§ **TASK GOAL**:
Transcribe the records below exactly.

§ **DATA LISTING**:
+ + + + + + +

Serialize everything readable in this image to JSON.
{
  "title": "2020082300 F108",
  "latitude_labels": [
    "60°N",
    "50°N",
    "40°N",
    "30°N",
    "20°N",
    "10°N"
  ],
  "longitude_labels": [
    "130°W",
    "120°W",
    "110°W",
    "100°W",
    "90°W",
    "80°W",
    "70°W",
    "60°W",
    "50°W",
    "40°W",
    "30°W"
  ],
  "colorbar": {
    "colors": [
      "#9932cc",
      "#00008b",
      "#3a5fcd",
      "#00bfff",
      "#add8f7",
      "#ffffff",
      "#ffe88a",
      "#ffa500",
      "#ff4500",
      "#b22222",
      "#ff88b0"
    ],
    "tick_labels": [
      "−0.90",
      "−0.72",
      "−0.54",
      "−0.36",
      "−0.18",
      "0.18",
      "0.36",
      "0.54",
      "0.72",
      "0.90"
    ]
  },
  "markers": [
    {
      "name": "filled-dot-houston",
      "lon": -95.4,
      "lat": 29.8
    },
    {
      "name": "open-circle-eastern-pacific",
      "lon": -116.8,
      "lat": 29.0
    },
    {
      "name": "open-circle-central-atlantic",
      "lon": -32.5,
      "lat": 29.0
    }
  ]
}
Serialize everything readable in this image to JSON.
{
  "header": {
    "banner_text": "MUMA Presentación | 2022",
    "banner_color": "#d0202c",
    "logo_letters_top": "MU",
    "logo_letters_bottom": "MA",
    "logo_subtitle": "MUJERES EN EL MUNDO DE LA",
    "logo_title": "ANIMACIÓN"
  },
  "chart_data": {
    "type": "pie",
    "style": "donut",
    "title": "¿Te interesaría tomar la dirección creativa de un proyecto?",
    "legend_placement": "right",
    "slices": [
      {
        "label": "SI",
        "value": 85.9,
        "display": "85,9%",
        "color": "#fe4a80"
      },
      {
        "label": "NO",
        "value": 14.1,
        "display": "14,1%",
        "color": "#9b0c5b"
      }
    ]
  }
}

+ + + + + + +

§ **OUTPUT OF THE TASK**:
Serialize everything readable in this image to JSON.
{
  "title": "2020082300 F108",
  "latitude_labels": [
    "60°N",
    "50°N",
    "40°N",
    "30°N",
    "20°N",
    "10°N"
  ],
  "longitude_labels": [
    "130°W",
    "120°W",
    "110°W",
    "100°W",
    "90°W",
    "80°W",
    "70°W",
    "60°W",
    "50°W",
    "40°W",
    "30°W"
  ],
  "colorbar": {
    "colors": [
      "#9932cc",
      "#00008b",
      "#3a5fcd",
      "#00bfff",
      "#add8f7",
      "#ffffff",
      "#ffe88a",
      "#ffa500",
      "#ff4500",
      "#b22222",
      "#ff88b0"
    ],
    "tick_labels": [
      "−0.90",
      "−0.72",
      "−0.54",
      "−0.36",
      "−0.18",
      "0.18",
      "0.36",
      "0.54",
      "0.72",
      "0.90"
    ]
  },
  "markers": [
    {
      "name": "filled-dot-houston",
      "lon": -95.4,
      "lat": 29.8
    },
    {
      "name": "open-circle-eastern-pacific",
      "lon": -116.8,
      "lat": 29.0
    },
    {
      "name": "open-circle-central-atlantic",
      "lon": -32.5,
      "lat": 29.0
    }
  ]
}
Serialize everything readable in this image to JSON.
{
  "header": {
    "banner_text": "MUMA Presentación | 2022",
    "banner_color": "#d0202c",
    "logo_letters_top": "MU",
    "logo_letters_bottom": "MA",
    "logo_subtitle": "MUJERES EN EL MUNDO DE LA",
    "logo_title": "ANIMACIÓN"
  },
  "chart_data": {
    "type": "pie",
    "style": "donut",
    "title": "¿Te interesaría tomar la dirección creativa de un proyecto?",
    "legend_placement": "right",
    "slices": [
      {
        "label": "SI",
        "value": 85.9,
        "display": "85,9%",
        "color": "#fe4a80"
      },
      {
        "label": "NO",
        "value": 14.1,
        "display": "14,1%",
        "color": "#9b0c5b"
      }
    ]
  }
}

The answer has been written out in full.